▸ **Exercise details**:
Where does the string "name" appear in the records? Copy every line that contains it.

▸ **Records shown**:
.....

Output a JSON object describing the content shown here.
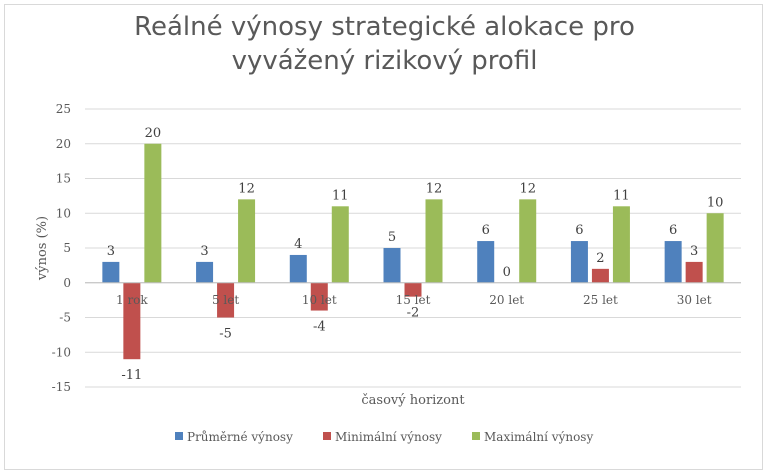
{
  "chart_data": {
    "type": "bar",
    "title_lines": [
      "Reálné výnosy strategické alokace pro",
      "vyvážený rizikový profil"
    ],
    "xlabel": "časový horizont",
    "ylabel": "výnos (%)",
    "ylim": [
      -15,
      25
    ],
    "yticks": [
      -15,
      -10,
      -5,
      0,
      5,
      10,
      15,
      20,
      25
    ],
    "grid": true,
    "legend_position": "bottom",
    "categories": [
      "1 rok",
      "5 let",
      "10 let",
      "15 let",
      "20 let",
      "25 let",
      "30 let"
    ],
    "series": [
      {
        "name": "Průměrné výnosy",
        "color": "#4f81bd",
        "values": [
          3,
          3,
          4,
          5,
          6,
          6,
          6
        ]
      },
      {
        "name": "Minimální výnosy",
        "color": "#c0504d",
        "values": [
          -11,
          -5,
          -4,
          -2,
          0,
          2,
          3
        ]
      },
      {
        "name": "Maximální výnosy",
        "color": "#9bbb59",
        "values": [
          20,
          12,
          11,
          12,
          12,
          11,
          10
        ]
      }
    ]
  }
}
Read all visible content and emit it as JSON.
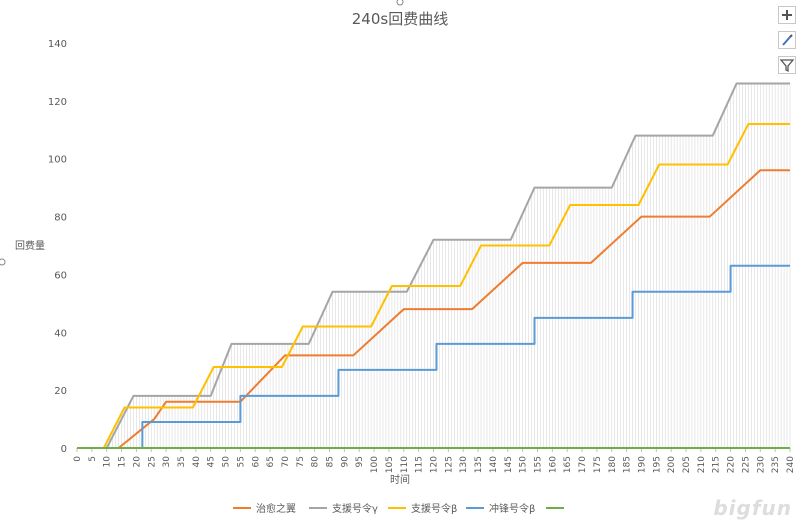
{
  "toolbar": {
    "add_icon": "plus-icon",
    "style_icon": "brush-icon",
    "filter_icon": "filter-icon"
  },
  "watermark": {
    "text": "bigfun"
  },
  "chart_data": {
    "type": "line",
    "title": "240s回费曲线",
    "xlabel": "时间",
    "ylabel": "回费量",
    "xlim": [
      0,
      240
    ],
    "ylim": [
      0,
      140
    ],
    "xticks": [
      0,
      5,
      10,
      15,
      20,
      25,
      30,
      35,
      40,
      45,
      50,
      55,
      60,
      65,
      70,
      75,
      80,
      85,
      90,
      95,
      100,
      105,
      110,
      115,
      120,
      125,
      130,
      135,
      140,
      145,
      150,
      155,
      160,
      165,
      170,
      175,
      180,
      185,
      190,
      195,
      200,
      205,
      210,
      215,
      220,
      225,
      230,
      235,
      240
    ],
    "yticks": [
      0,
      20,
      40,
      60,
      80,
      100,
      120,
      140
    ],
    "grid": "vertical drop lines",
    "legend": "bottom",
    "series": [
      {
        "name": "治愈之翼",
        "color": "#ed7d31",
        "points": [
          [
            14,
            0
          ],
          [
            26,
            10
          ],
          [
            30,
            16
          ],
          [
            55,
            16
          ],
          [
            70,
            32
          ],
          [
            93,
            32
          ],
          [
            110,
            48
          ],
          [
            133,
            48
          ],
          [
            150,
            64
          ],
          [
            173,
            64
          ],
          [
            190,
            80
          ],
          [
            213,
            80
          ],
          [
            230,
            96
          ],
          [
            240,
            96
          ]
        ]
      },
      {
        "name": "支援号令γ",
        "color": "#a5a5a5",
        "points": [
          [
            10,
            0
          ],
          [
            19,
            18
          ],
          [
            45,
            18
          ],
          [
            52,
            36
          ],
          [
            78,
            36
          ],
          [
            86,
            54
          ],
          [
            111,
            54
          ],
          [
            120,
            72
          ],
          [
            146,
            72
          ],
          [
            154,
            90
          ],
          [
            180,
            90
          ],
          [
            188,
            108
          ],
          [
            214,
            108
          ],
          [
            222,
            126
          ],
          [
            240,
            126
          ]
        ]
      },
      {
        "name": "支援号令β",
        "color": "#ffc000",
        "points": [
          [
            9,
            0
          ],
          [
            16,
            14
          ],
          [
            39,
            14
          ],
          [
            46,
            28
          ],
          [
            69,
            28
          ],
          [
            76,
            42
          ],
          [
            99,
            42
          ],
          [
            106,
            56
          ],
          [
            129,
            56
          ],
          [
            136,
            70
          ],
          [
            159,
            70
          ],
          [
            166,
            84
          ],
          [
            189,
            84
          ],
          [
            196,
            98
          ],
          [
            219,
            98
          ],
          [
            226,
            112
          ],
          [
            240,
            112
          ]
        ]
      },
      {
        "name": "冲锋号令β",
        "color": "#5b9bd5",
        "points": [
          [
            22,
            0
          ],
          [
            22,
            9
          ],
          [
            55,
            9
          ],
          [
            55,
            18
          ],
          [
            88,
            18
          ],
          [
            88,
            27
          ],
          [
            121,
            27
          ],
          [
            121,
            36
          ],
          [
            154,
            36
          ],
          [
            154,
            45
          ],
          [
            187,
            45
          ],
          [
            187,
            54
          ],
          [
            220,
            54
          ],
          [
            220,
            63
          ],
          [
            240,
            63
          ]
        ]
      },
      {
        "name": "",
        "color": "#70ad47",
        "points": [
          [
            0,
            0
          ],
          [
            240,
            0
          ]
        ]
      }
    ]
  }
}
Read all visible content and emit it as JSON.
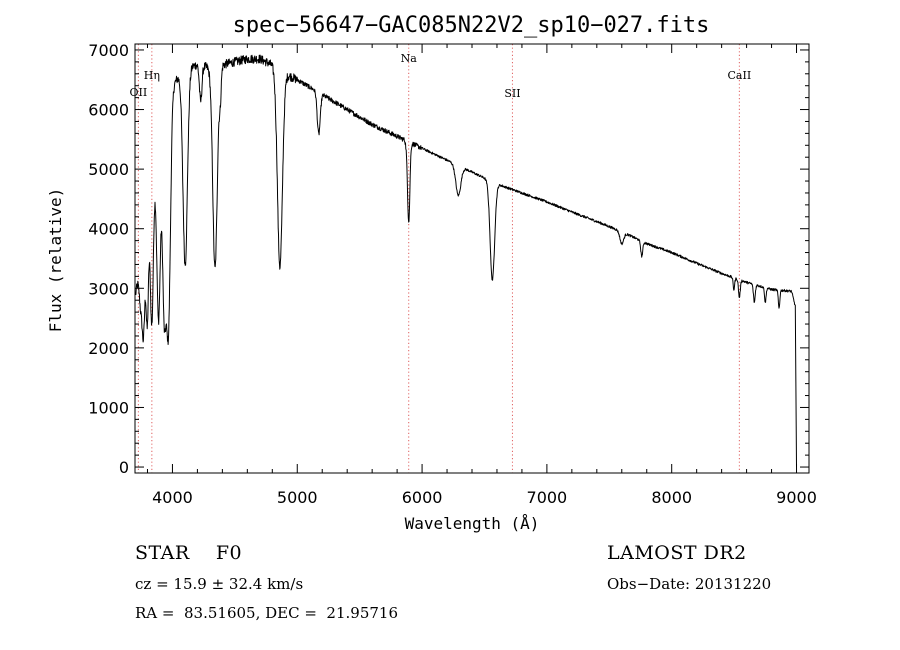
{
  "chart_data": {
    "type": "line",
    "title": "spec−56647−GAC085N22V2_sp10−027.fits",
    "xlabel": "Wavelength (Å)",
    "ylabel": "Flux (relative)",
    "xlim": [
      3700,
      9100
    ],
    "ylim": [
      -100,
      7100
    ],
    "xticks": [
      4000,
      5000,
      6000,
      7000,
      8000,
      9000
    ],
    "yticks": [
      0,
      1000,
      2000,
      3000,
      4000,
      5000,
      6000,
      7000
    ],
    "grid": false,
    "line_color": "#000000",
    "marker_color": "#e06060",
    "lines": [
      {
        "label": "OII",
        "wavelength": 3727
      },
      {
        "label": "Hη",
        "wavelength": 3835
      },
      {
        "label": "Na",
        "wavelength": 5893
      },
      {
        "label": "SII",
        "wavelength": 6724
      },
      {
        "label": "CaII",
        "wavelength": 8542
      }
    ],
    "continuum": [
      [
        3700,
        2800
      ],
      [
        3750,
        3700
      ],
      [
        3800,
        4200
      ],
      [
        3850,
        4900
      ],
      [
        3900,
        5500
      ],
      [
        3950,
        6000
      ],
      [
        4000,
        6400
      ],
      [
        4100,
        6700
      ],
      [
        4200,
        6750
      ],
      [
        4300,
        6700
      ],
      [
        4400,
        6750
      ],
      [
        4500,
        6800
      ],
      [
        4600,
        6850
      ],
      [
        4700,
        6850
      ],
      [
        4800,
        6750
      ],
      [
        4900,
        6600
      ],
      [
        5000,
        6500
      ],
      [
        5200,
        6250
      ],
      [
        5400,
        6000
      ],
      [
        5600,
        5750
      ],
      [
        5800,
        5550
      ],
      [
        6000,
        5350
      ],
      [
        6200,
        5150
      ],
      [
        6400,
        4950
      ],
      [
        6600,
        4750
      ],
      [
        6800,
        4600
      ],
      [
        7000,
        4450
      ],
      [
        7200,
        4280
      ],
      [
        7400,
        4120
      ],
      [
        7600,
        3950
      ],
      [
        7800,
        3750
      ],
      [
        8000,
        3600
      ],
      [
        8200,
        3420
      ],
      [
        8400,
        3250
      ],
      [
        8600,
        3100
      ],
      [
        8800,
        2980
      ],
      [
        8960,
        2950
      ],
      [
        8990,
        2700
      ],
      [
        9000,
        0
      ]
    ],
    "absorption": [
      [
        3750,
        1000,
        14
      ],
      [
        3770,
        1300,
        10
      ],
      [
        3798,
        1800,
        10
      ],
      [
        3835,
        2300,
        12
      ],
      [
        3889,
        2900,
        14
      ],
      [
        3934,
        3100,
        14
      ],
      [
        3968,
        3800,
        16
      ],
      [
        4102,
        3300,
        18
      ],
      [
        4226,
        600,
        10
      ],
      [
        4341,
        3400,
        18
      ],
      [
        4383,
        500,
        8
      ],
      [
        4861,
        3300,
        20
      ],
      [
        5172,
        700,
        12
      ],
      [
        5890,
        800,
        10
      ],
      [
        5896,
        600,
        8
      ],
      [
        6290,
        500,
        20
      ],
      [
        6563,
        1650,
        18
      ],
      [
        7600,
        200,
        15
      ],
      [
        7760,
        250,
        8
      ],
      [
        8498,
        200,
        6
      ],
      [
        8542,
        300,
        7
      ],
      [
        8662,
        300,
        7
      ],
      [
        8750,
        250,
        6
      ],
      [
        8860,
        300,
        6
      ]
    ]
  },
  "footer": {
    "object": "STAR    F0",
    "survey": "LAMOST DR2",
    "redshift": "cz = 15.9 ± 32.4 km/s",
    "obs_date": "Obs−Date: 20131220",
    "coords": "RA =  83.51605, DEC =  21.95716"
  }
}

.....

▸ **Final result**:
        "name": "Průměrné výnosy",
        "name": "Minimální výnosy",
        "name": "Maximální výnosy",
        "name": "治愈之翼",
        "name": "支援号令γ",
        "name": "支援号令β",
        "name": "冲锋号令β",
        "name": "",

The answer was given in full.